[Records contained in a dataset]
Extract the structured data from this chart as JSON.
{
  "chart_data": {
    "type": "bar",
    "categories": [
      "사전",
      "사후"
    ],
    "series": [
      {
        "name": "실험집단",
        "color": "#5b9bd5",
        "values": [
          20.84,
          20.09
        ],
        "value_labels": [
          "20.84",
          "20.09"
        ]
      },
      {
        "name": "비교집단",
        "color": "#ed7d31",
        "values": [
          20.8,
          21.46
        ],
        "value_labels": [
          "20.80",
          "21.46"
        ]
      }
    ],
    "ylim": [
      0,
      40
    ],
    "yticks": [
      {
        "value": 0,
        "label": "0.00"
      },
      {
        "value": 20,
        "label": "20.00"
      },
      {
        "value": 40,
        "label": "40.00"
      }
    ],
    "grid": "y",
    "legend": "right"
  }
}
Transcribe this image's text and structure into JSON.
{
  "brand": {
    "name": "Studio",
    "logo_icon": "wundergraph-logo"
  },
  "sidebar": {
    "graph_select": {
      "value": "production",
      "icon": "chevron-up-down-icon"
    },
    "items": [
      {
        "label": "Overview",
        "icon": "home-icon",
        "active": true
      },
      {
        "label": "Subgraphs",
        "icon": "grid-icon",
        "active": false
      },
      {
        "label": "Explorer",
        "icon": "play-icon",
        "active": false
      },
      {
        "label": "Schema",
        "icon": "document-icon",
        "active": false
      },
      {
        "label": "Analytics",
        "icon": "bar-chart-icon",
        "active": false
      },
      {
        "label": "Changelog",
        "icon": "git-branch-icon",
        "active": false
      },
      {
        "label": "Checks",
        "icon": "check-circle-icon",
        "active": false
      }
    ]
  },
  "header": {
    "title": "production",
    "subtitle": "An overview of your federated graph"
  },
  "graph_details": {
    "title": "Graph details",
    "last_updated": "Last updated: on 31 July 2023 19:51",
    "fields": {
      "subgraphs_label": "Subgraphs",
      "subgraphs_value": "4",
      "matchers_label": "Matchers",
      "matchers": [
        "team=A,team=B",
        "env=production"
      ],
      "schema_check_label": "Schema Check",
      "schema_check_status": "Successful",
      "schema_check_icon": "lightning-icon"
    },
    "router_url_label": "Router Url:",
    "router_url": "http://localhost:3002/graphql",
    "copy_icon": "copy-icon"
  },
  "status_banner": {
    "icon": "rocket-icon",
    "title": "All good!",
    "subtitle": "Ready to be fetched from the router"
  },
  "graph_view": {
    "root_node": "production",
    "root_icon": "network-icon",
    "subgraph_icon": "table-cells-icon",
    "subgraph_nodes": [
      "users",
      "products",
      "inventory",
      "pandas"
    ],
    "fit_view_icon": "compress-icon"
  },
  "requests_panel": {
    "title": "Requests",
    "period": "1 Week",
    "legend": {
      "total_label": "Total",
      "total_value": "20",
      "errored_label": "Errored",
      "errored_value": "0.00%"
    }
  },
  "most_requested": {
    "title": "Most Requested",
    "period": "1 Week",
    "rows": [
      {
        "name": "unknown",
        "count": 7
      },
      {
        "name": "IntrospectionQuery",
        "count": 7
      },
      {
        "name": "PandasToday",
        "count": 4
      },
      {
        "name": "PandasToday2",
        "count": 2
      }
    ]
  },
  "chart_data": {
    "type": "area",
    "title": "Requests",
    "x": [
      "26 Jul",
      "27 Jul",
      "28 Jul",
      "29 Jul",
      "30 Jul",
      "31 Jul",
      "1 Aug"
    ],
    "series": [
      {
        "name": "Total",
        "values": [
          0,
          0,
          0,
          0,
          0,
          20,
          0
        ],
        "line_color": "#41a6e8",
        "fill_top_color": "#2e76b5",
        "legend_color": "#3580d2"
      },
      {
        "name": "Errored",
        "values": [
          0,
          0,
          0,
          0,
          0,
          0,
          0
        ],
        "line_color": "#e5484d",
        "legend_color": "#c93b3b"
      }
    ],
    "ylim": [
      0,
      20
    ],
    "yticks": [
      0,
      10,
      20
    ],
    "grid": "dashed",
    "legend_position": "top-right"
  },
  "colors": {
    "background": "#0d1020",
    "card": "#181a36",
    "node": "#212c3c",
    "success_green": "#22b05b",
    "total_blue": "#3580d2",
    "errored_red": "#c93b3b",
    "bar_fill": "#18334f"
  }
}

**What the exercise asks**
Return every line exactly.

**Task answer**
Extract the structured data from this chart as JSON.
{
  "chart_data": {
    "type": "bar",
    "categories": [
      "사전",
      "사후"
    ],
    "series": [
      {
        "name": "실험집단",
        "color": "#5b9bd5",
        "values": [
          20.84,
          20.09
        ],
        "value_labels": [
          "20.84",
          "20.09"
        ]
      },
      {
        "name": "비교집단",
        "color": "#ed7d31",
        "values": [
          20.8,
          21.46
        ],
        "value_labels": [
          "20.80",
          "21.46"
        ]
      }
    ],
    "ylim": [
      0,
      40
    ],
    "yticks": [
      {
        "value": 0,
        "label": "0.00"
      },
      {
        "value": 20,
        "label": "20.00"
      },
      {
        "value": 40,
        "label": "40.00"
      }
    ],
    "grid": "y",
    "legend": "right"
  }
}
Transcribe this image's text and structure into JSON.
{
  "brand": {
    "name": "Studio",
    "logo_icon": "wundergraph-logo"
  },
  "sidebar": {
    "graph_select": {
      "value": "production",
      "icon": "chevron-up-down-icon"
    },
    "items": [
      {
        "label": "Overview",
        "icon": "home-icon",
        "active": true
      },
      {
        "label": "Subgraphs",
        "icon": "grid-icon",
        "active": false
      },
      {
        "label": "Explorer",
        "icon": "play-icon",
        "active": false
      },
      {
        "label": "Schema",
        "icon": "document-icon",
        "active": false
      },
      {
        "label": "Analytics",
        "icon": "bar-chart-icon",
        "active": false
      },
      {
        "label": "Changelog",
        "icon": "git-branch-icon",
        "active": false
      },
      {
        "label": "Checks",
        "icon": "check-circle-icon",
        "active": false
      }
    ]
  },
  "header": {
    "title": "production",
    "subtitle": "An overview of your federated graph"
  },
  "graph_details": {
    "title": "Graph details",
    "last_updated": "Last updated: on 31 July 2023 19:51",
    "fields": {
      "subgraphs_label": "Subgraphs",
      "subgraphs_value": "4",
      "matchers_label": "Matchers",
      "matchers": [
        "team=A,team=B",
        "env=production"
      ],
      "schema_check_label": "Schema Check",
      "schema_check_status": "Successful",
      "schema_check_icon": "lightning-icon"
    },
    "router_url_label": "Router Url:",
    "router_url": "http://localhost:3002/graphql",
    "copy_icon": "copy-icon"
  },
  "status_banner": {
    "icon": "rocket-icon",
    "title": "All good!",
    "subtitle": "Ready to be fetched from the router"
  },
  "graph_view": {
    "root_node": "production",
    "root_icon": "network-icon",
    "subgraph_icon": "table-cells-icon",
    "subgraph_nodes": [
      "users",
      "products",
      "inventory",
      "pandas"
    ],
    "fit_view_icon": "compress-icon"
  },
  "requests_panel": {
    "title": "Requests",
    "period": "1 Week",
    "legend": {
      "total_label": "Total",
      "total_value": "20",
      "errored_label": "Errored",
      "errored_value": "0.00%"
    }
  },
  "most_requested": {
    "title": "Most Requested",
    "period": "1 Week",
    "rows": [
      {
        "name": "unknown",
        "count": 7
      },
      {
        "name": "IntrospectionQuery",
        "count": 7
      },
      {
        "name": "PandasToday",
        "count": 4
      },
      {
        "name": "PandasToday2",
        "count": 2
      }
    ]
  },
  "chart_data": {
    "type": "area",
    "title": "Requests",
    "x": [
      "26 Jul",
      "27 Jul",
      "28 Jul",
      "29 Jul",
      "30 Jul",
      "31 Jul",
      "1 Aug"
    ],
    "series": [
      {
        "name": "Total",
        "values": [
          0,
          0,
          0,
          0,
          0,
          20,
          0
        ],
        "line_color": "#41a6e8",
        "fill_top_color": "#2e76b5",
        "legend_color": "#3580d2"
      },
      {
        "name": "Errored",
        "values": [
          0,
          0,
          0,
          0,
          0,
          0,
          0
        ],
        "line_color": "#e5484d",
        "legend_color": "#c93b3b"
      }
    ],
    "ylim": [
      0,
      20
    ],
    "yticks": [
      0,
      10,
      20
    ],
    "grid": "dashed",
    "legend_position": "top-right"
  },
  "colors": {
    "background": "#0d1020",
    "card": "#181a36",
    "node": "#212c3c",
    "success_green": "#22b05b",
    "total_blue": "#3580d2",
    "errored_red": "#c93b3b",
    "bar_fill": "#18334f"
  }
}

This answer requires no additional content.